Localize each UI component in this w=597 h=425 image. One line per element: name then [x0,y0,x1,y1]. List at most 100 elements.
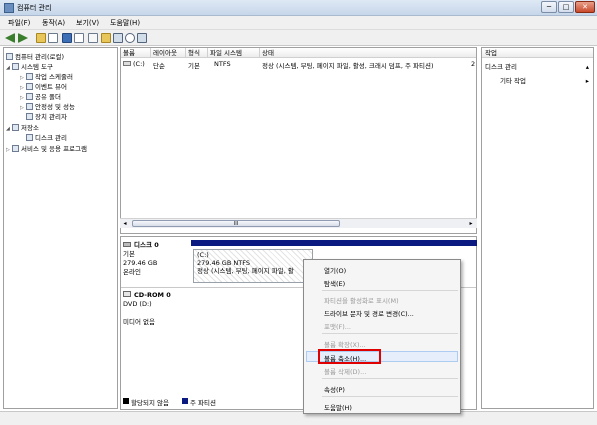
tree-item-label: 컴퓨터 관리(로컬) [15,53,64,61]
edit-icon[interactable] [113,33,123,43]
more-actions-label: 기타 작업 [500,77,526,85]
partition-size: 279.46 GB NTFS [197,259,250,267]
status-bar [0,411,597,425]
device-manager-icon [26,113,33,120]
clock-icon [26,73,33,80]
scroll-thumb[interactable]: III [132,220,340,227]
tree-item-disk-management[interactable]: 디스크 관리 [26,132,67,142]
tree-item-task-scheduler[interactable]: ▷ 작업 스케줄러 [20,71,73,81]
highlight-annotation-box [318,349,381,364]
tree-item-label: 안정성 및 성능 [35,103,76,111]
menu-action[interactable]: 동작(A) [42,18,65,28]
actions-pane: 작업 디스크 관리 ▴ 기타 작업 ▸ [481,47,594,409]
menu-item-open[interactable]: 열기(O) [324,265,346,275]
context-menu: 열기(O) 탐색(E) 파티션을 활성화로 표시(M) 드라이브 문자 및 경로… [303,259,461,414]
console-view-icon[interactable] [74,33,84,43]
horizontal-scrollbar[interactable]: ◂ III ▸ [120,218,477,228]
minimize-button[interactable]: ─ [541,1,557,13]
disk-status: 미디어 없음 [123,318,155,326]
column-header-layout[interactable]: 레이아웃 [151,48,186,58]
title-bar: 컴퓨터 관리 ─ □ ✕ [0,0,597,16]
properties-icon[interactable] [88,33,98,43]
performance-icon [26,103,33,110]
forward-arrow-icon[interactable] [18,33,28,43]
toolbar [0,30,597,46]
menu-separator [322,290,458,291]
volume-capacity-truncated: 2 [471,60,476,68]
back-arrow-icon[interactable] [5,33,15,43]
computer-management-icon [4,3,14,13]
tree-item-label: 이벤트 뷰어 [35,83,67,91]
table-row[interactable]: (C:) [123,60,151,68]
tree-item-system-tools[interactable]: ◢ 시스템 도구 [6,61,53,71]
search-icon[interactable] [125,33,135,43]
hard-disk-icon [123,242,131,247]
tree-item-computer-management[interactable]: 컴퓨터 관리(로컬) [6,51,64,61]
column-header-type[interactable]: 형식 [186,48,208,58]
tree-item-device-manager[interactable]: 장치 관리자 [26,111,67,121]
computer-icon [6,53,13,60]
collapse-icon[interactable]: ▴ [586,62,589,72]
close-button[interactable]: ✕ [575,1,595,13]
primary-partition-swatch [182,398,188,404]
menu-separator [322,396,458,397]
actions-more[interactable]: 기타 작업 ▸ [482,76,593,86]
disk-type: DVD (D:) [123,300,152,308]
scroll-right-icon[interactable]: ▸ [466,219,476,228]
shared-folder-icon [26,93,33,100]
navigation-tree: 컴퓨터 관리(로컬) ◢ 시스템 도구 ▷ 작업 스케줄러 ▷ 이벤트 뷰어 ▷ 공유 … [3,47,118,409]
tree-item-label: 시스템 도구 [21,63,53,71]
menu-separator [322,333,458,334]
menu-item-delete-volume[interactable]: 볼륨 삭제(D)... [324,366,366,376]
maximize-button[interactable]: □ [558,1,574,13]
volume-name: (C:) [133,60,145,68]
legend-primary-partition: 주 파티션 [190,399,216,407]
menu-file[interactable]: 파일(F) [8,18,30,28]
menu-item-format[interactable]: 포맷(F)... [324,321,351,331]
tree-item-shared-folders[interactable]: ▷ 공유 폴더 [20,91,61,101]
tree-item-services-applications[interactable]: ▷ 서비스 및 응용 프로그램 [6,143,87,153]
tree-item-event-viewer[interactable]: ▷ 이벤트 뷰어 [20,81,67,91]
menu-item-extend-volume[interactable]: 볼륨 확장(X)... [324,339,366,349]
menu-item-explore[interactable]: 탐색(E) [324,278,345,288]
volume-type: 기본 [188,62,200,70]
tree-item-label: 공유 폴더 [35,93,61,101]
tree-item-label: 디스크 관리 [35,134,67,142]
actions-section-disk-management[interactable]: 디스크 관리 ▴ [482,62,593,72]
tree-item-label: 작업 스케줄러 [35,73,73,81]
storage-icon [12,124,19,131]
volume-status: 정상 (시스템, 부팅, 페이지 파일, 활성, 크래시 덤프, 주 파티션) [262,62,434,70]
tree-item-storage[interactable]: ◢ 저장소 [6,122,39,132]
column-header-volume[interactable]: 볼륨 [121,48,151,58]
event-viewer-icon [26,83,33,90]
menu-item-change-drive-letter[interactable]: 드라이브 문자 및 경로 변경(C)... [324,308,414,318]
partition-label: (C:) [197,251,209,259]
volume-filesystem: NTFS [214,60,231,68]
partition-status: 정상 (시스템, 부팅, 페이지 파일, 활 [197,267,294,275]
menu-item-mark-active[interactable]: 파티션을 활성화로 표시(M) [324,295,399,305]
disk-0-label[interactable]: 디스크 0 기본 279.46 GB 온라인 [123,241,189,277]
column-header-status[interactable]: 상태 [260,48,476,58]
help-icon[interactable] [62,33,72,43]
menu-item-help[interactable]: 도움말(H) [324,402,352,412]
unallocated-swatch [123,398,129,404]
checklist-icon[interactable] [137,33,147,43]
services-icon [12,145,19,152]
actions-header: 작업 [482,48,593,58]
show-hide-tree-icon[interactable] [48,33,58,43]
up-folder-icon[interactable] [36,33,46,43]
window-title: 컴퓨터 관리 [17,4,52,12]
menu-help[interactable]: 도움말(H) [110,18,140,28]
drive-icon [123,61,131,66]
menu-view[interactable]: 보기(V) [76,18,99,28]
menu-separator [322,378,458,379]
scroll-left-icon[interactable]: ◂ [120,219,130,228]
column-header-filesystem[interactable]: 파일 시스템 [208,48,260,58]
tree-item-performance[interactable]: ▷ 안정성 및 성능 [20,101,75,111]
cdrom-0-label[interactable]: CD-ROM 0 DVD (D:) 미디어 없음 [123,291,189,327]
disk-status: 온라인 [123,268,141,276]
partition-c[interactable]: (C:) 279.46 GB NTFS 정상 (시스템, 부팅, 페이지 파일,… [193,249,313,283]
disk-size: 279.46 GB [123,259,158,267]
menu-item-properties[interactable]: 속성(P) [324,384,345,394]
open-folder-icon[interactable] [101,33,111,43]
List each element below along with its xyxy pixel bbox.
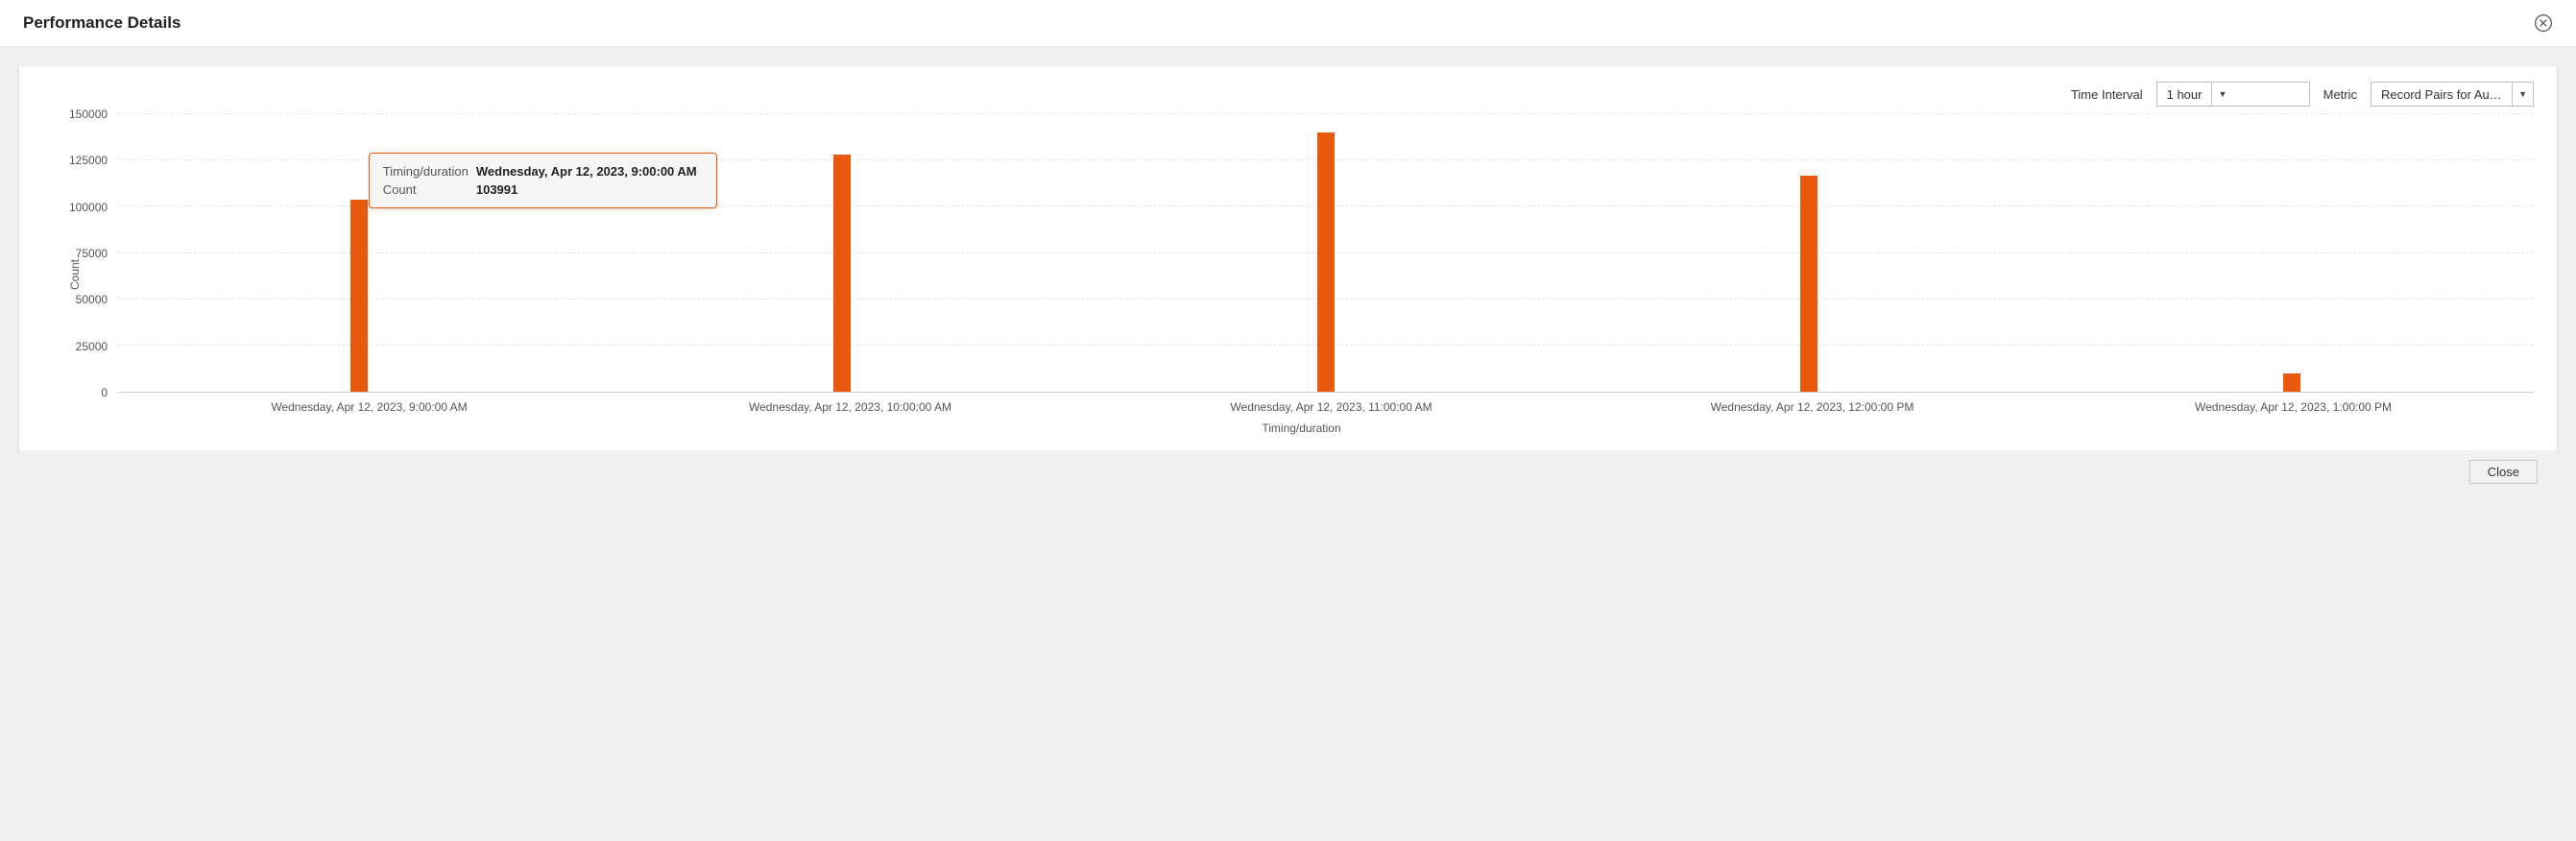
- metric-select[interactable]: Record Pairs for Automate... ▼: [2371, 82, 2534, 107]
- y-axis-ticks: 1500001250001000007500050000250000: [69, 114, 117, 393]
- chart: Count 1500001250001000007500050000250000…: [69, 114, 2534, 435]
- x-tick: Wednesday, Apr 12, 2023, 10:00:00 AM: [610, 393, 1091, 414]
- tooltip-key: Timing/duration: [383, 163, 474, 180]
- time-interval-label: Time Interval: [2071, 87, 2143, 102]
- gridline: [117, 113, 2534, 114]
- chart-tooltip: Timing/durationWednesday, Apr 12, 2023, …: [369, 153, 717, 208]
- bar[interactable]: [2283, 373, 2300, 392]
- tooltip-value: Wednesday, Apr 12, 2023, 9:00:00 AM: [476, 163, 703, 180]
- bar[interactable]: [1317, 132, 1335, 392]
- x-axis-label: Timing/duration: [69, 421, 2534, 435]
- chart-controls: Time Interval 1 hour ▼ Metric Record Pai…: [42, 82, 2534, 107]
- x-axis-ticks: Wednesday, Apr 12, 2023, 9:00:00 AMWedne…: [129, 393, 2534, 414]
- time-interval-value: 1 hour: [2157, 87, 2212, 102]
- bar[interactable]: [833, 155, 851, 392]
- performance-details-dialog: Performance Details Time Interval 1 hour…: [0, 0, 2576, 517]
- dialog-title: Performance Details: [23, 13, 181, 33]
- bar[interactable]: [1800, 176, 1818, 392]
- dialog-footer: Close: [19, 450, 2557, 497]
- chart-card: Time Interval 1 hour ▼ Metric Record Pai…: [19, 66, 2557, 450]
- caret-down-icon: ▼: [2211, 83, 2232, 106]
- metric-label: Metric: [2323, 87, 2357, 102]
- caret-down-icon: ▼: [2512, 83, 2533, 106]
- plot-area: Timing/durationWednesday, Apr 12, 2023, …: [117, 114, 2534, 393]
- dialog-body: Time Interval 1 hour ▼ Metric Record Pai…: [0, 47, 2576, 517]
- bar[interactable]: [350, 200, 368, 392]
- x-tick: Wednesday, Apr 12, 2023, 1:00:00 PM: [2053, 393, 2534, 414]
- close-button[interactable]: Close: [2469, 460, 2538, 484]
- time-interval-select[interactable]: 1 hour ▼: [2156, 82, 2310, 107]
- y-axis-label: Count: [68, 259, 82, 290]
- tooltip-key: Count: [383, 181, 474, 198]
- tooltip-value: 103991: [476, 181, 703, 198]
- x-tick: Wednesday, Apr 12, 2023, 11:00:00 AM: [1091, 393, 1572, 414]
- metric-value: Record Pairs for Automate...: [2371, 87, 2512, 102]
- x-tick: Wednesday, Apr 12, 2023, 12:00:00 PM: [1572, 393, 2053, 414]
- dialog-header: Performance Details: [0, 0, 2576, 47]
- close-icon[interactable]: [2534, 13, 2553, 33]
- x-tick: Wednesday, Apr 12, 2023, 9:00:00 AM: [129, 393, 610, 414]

══════════

* _Given exercise_:
Copy the records from the line with "tree-item-label: 컴퓨터 관리(로컬) [15,53,64,61]" up to and including the line with "column-header-type[interactable]: 형식 [186,48,208,58]", substituting "tree-node-label" for "tree-item-label" and leaving everything else unchanged.

* _The answer_:
tree-node-label: 컴퓨터 관리(로컬) [15,53,64,61]
edit-icon[interactable] [113,33,123,43]
more-actions-label: 기타 작업 [500,77,526,85]
partition-size: 279.46 GB NTFS [197,259,250,267]
status-bar [0,411,597,425]
device-manager-icon [26,113,33,120]
clock-icon [26,73,33,80]
scroll-thumb[interactable]: III [132,220,340,227]
tree-item-disk-management[interactable]: 디스크 관리 [26,132,67,142]
tree-item-task-scheduler[interactable]: ▷ 작업 스케줄러 [20,71,73,81]
highlight-annotation-box [318,349,381,364]
tree-node-label: 안정성 및 성능 [35,103,76,111]
menu-action[interactable]: 동작(A) [42,18,65,28]
actions-pane: 작업 디스크 관리 ▴ 기타 작업 ▸ [481,47,594,409]
menu-item-open[interactable]: 열기(O) [324,265,346,275]
context-menu: 열기(O) 탐색(E) 파티션을 활성화로 표시(M) 드라이브 문자 및 경로… [303,259,461,414]
console-view-icon[interactable] [74,33,84,43]
horizontal-scrollbar[interactable]: ◂ III ▸ [120,218,477,228]
minimize-button[interactable]: ─ [541,1,557,13]
disk-status: 미디어 없음 [123,318,155,326]
column-header-layout[interactable]: 레이아웃 [151,48,186,58]
title-bar: 컴퓨터 관리 ─ □ ✕ [0,0,597,16]
properties-icon[interactable] [88,33,98,43]
performance-icon [26,103,33,110]
forward-arrow-icon[interactable] [18,33,28,43]
toolbar [0,30,597,46]
menu-separator [322,290,458,291]
volume-capacity-truncated: 2 [471,60,476,68]
back-arrow-icon[interactable] [5,33,15,43]
computer-management-icon [4,3,14,13]
tree-node-label: 이벤트 뷰어 [35,83,67,91]
table-row[interactable]: (C:) [123,60,151,68]
tree-item-system-tools[interactable]: ◢ 시스템 도구 [6,61,53,71]
search-icon[interactable] [125,33,135,43]
hard-disk-icon [123,242,131,247]
tree-item-computer-management[interactable]: 컴퓨터 관리(로컬) [6,51,64,61]
column-header-type[interactable]: 형식 [186,48,208,58]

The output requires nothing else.